(Problem statement):
Write out each record below exactly as it appears, with no pictures.

◆ ◆ ◆

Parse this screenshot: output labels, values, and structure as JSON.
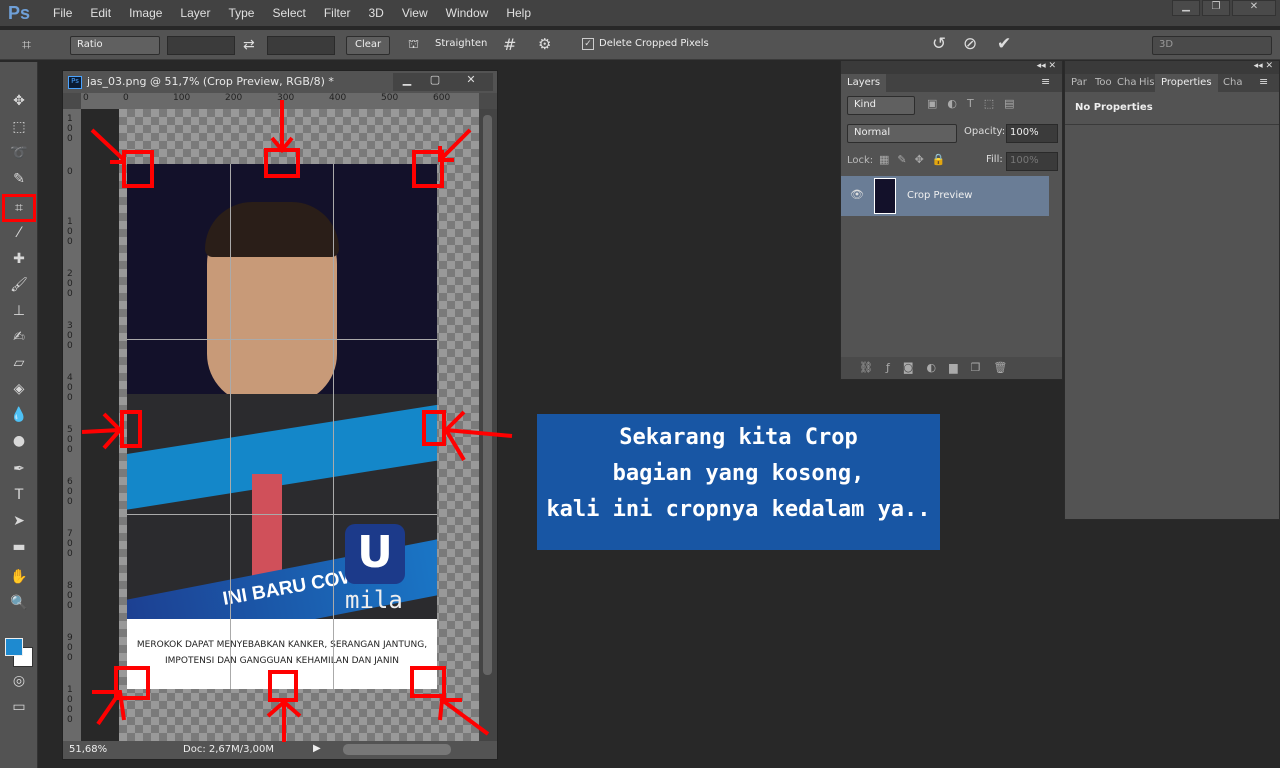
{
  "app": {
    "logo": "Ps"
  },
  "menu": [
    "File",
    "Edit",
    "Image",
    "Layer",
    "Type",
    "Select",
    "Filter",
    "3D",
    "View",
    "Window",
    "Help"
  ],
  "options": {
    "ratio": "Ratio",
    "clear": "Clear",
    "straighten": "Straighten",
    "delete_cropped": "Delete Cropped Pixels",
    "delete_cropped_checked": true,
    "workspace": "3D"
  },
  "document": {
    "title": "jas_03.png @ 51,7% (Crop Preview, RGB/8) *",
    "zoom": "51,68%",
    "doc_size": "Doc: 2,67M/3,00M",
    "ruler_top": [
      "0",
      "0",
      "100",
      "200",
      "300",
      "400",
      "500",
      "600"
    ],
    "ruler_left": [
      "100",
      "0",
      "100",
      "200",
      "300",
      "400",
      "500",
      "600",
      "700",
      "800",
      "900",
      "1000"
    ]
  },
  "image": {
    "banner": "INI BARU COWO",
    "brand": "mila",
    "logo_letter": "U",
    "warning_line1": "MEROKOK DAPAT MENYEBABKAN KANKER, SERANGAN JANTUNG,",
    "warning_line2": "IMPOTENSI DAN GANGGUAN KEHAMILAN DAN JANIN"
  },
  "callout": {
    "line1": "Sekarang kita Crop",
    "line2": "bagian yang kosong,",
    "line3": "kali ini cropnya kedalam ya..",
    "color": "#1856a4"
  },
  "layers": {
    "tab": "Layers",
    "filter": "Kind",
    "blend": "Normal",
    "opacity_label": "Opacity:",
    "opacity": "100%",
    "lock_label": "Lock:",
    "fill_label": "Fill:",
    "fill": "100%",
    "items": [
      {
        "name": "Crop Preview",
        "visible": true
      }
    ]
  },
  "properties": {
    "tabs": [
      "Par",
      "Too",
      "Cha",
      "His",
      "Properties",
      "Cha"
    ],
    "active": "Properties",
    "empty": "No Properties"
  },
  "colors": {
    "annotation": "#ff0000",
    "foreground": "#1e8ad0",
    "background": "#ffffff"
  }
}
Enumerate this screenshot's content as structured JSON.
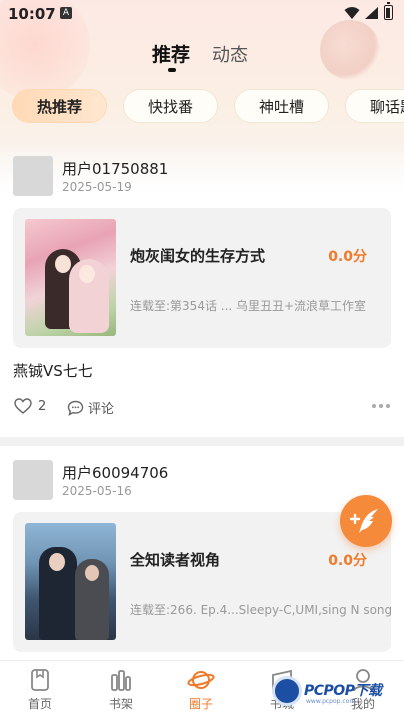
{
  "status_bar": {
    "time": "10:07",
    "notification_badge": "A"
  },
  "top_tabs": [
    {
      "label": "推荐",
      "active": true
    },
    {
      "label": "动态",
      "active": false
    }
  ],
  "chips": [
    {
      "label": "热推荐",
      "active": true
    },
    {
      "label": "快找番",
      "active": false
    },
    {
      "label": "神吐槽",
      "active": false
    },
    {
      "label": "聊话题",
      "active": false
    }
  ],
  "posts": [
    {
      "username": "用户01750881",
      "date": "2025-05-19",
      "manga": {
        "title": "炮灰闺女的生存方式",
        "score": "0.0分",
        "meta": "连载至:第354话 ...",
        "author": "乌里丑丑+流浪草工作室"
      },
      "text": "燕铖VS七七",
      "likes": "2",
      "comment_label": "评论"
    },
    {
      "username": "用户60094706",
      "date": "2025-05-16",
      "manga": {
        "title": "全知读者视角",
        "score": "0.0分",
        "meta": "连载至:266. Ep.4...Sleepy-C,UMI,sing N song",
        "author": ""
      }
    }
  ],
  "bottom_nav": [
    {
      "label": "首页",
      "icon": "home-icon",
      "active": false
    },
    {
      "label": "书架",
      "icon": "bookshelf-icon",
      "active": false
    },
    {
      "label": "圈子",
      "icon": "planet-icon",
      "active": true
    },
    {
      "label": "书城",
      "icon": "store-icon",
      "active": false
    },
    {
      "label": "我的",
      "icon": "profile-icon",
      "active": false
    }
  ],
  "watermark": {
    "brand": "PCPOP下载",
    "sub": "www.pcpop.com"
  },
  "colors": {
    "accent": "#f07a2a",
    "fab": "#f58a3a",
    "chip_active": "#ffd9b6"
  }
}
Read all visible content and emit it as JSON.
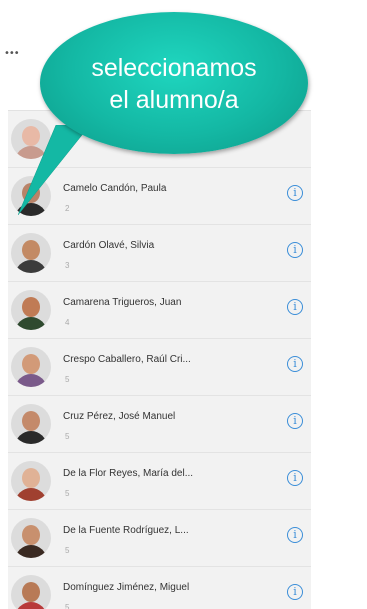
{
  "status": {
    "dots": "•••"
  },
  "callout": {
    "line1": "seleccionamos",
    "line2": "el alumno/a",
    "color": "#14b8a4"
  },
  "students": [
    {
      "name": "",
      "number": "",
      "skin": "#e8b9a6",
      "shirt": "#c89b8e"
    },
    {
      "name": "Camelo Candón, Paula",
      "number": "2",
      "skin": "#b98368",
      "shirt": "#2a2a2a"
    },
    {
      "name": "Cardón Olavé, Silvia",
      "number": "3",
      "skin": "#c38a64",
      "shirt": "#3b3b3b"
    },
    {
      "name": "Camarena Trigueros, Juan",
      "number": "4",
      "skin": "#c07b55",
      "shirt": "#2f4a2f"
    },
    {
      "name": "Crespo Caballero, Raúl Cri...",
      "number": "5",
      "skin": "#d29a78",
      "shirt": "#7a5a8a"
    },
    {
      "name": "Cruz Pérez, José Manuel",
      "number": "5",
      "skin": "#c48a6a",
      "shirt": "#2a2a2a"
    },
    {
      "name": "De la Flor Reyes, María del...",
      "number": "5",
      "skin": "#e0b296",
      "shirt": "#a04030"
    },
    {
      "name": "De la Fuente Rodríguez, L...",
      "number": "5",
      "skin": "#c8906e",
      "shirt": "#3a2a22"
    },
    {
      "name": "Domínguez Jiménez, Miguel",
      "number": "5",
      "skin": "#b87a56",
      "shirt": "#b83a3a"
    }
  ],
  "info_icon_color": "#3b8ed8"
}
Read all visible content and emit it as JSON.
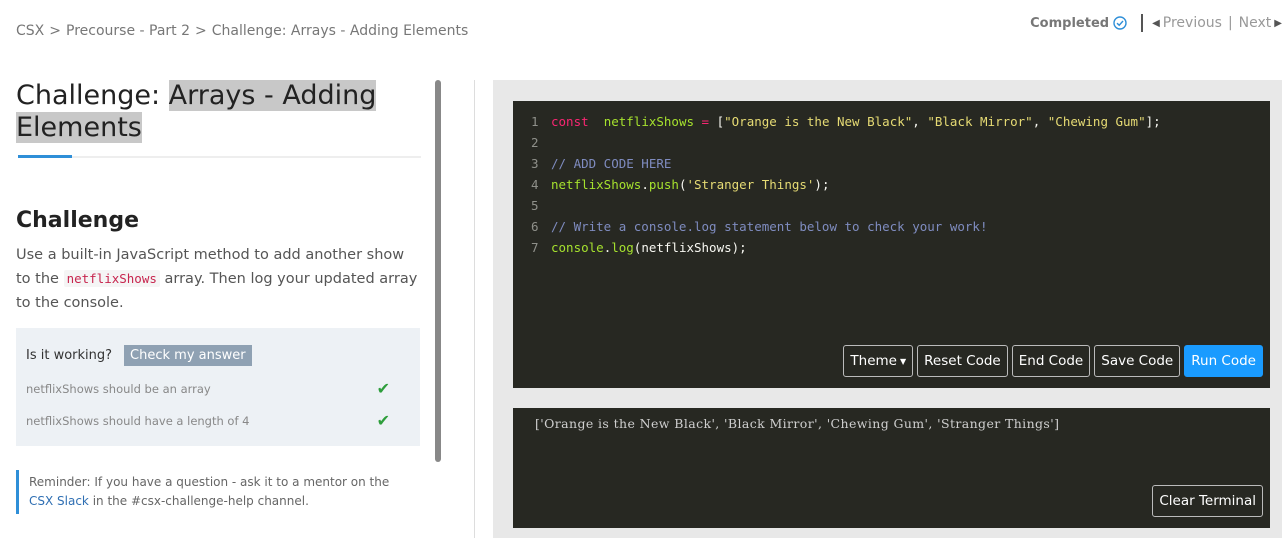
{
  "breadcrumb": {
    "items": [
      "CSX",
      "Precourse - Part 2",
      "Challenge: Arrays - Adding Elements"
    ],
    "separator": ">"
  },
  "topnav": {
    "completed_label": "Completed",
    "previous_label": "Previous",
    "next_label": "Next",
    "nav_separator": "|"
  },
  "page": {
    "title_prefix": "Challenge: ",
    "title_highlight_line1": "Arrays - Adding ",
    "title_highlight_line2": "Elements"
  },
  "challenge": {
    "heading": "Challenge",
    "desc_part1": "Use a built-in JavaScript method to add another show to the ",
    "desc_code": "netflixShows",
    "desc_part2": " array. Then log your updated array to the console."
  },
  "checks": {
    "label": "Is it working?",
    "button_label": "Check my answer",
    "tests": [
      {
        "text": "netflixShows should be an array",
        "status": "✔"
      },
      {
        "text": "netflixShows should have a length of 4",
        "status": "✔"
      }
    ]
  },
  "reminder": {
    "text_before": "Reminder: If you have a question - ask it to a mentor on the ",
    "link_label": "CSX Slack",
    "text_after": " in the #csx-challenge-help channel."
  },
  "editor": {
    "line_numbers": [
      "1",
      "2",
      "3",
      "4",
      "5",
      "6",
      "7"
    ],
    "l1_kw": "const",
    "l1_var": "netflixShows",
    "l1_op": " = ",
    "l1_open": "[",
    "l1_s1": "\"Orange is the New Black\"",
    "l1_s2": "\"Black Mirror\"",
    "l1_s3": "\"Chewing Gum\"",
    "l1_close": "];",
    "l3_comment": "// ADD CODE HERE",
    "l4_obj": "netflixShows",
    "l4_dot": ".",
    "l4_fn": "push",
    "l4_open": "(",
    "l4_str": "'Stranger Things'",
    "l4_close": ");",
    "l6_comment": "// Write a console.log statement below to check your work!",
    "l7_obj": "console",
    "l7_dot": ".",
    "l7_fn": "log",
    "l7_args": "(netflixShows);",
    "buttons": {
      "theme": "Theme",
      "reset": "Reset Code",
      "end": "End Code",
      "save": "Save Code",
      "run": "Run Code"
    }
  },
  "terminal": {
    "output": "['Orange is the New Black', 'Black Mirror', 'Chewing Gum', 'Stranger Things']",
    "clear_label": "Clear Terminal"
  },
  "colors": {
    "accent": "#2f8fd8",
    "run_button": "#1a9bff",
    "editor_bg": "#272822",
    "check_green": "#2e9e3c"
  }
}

◆ ◆ ◆

(Solution to the problem):
Parse this screenshot: output labels, values, and structure as JSON.
{
  "app": {
    "logo": "Ps"
  },
  "menu": [
    "File",
    "Edit",
    "Image",
    "Layer",
    "Type",
    "Select",
    "Filter",
    "3D",
    "View",
    "Window",
    "Help"
  ],
  "options": {
    "ratio": "Ratio",
    "clear": "Clear",
    "straighten": "Straighten",
    "delete_cropped": "Delete Cropped Pixels",
    "delete_cropped_checked": true,
    "workspace": "3D"
  },
  "document": {
    "title": "jas_03.png @ 51,7% (Crop Preview, RGB/8) *",
    "zoom": "51,68%",
    "doc_size": "Doc: 2,67M/3,00M",
    "ruler_top": [
      "0",
      "0",
      "100",
      "200",
      "300",
      "400",
      "500",
      "600"
    ],
    "ruler_left": [
      "100",
      "0",
      "100",
      "200",
      "300",
      "400",
      "500",
      "600",
      "700",
      "800",
      "900",
      "1000"
    ]
  },
  "image": {
    "banner": "INI BARU COWO",
    "brand": "mila",
    "logo_letter": "U",
    "warning_line1": "MEROKOK DAPAT MENYEBABKAN KANKER, SERANGAN JANTUNG,",
    "warning_line2": "IMPOTENSI DAN GANGGUAN KEHAMILAN DAN JANIN"
  },
  "callout": {
    "line1": "Sekarang kita Crop",
    "line2": "bagian yang kosong,",
    "line3": "kali ini cropnya kedalam ya..",
    "color": "#1856a4"
  },
  "layers": {
    "tab": "Layers",
    "filter": "Kind",
    "blend": "Normal",
    "opacity_label": "Opacity:",
    "opacity": "100%",
    "lock_label": "Lock:",
    "fill_label": "Fill:",
    "fill": "100%",
    "items": [
      {
        "name": "Crop Preview",
        "visible": true
      }
    ]
  },
  "properties": {
    "tabs": [
      "Par",
      "Too",
      "Cha",
      "His",
      "Properties",
      "Cha"
    ],
    "active": "Properties",
    "empty": "No Properties"
  },
  "colors": {
    "annotation": "#ff0000",
    "foreground": "#1e8ad0",
    "background": "#ffffff"
  }
}
Enumerate this screenshot's content as structured JSON.
{
  "status_bar": {
    "time": "10:07",
    "notification_badge": "A"
  },
  "top_tabs": [
    {
      "label": "推荐",
      "active": true
    },
    {
      "label": "动态",
      "active": false
    }
  ],
  "chips": [
    {
      "label": "热推荐",
      "active": true
    },
    {
      "label": "快找番",
      "active": false
    },
    {
      "label": "神吐槽",
      "active": false
    },
    {
      "label": "聊话题",
      "active": false
    }
  ],
  "posts": [
    {
      "username": "用户01750881",
      "date": "2025-05-19",
      "manga": {
        "title": "炮灰闺女的生存方式",
        "score": "0.0分",
        "meta": "连载至:第354话 ...",
        "author": "乌里丑丑+流浪草工作室"
      },
      "text": "燕铖VS七七",
      "likes": "2",
      "comment_label": "评论"
    },
    {
      "username": "用户60094706",
      "date": "2025-05-16",
      "manga": {
        "title": "全知读者视角",
        "score": "0.0分",
        "meta": "连载至:266. Ep.4...Sleepy-C,UMI,sing N song",
        "author": ""
      }
    }
  ],
  "bottom_nav": [
    {
      "label": "首页",
      "icon": "home-icon",
      "active": false
    },
    {
      "label": "书架",
      "icon": "bookshelf-icon",
      "active": false
    },
    {
      "label": "圈子",
      "icon": "planet-icon",
      "active": true
    },
    {
      "label": "书城",
      "icon": "store-icon",
      "active": false
    },
    {
      "label": "我的",
      "icon": "profile-icon",
      "active": false
    }
  ],
  "watermark": {
    "brand": "PCPOP下载",
    "sub": "www.pcpop.com"
  },
  "colors": {
    "accent": "#f07a2a",
    "fab": "#f58a3a",
    "chip_active": "#ffd9b6"
  }
}
Read all visible content and emit it as JSON.
{
  "status": {
    "dots": "•••"
  },
  "callout": {
    "line1": "seleccionamos",
    "line2": "el alumno/a",
    "color": "#14b8a4"
  },
  "students": [
    {
      "name": "",
      "number": "",
      "skin": "#e8b9a6",
      "shirt": "#c89b8e"
    },
    {
      "name": "Camelo Candón, Paula",
      "number": "2",
      "skin": "#b98368",
      "shirt": "#2a2a2a"
    },
    {
      "name": "Cardón Olavé, Silvia",
      "number": "3",
      "skin": "#c38a64",
      "shirt": "#3b3b3b"
    },
    {
      "name": "Camarena Trigueros, Juan",
      "number": "4",
      "skin": "#c07b55",
      "shirt": "#2f4a2f"
    },
    {
      "name": "Crespo Caballero, Raúl Cri...",
      "number": "5",
      "skin": "#d29a78",
      "shirt": "#7a5a8a"
    },
    {
      "name": "Cruz Pérez, José Manuel",
      "number": "5",
      "skin": "#c48a6a",
      "shirt": "#2a2a2a"
    },
    {
      "name": "De la Flor Reyes, María del...",
      "number": "5",
      "skin": "#e0b296",
      "shirt": "#a04030"
    },
    {
      "name": "De la Fuente Rodríguez, L...",
      "number": "5",
      "skin": "#c8906e",
      "shirt": "#3a2a22"
    },
    {
      "name": "Domínguez Jiménez, Miguel",
      "number": "5",
      "skin": "#b87a56",
      "shirt": "#b83a3a"
    }
  ],
  "info_icon_color": "#3b8ed8"
}
Read all visible content and emit it as JSON.
{
  "breadcrumb": {
    "items": [
      "CSX",
      "Precourse - Part 2",
      "Challenge: Arrays - Adding Elements"
    ],
    "separator": ">"
  },
  "topnav": {
    "completed_label": "Completed",
    "previous_label": "Previous",
    "next_label": "Next",
    "nav_separator": "|"
  },
  "page": {
    "title_prefix": "Challenge: ",
    "title_highlight_line1": "Arrays - Adding ",
    "title_highlight_line2": "Elements"
  },
  "challenge": {
    "heading": "Challenge",
    "desc_part1": "Use a built-in JavaScript method to add another show to the ",
    "desc_code": "netflixShows",
    "desc_part2": " array. Then log your updated array to the console."
  },
  "checks": {
    "label": "Is it working?",
    "button_label": "Check my answer",
    "tests": [
      {
        "text": "netflixShows should be an array",
        "status": "✔"
      },
      {
        "text": "netflixShows should have a length of 4",
        "status": "✔"
      }
    ]
  },
  "reminder": {
    "text_before": "Reminder: If you have a question - ask it to a mentor on the ",
    "link_label": "CSX Slack",
    "text_after": " in the #csx-challenge-help channel."
  },
  "editor": {
    "line_numbers": [
      "1",
      "2",
      "3",
      "4",
      "5",
      "6",
      "7"
    ],
    "l1_kw": "const",
    "l1_var": "netflixShows",
    "l1_op": " = ",
    "l1_open": "[",
    "l1_s1": "\"Orange is the New Black\"",
    "l1_s2": "\"Black Mirror\"",
    "l1_s3": "\"Chewing Gum\"",
    "l1_close": "];",
    "l3_comment": "// ADD CODE HERE",
    "l4_obj": "netflixShows",
    "l4_dot": ".",
    "l4_fn": "push",
    "l4_open": "(",
    "l4_str": "'Stranger Things'",
    "l4_close": ");",
    "l6_comment": "// Write a console.log statement below to check your work!",
    "l7_obj": "console",
    "l7_dot": ".",
    "l7_fn": "log",
    "l7_args": "(netflixShows);",
    "buttons": {
      "theme": "Theme",
      "reset": "Reset Code",
      "end": "End Code",
      "save": "Save Code",
      "run": "Run Code"
    }
  },
  "terminal": {
    "output": "['Orange is the New Black', 'Black Mirror', 'Chewing Gum', 'Stranger Things']",
    "clear_label": "Clear Terminal"
  },
  "colors": {
    "accent": "#2f8fd8",
    "run_button": "#1a9bff",
    "editor_bg": "#272822",
    "check_green": "#2e9e3c"
  }
}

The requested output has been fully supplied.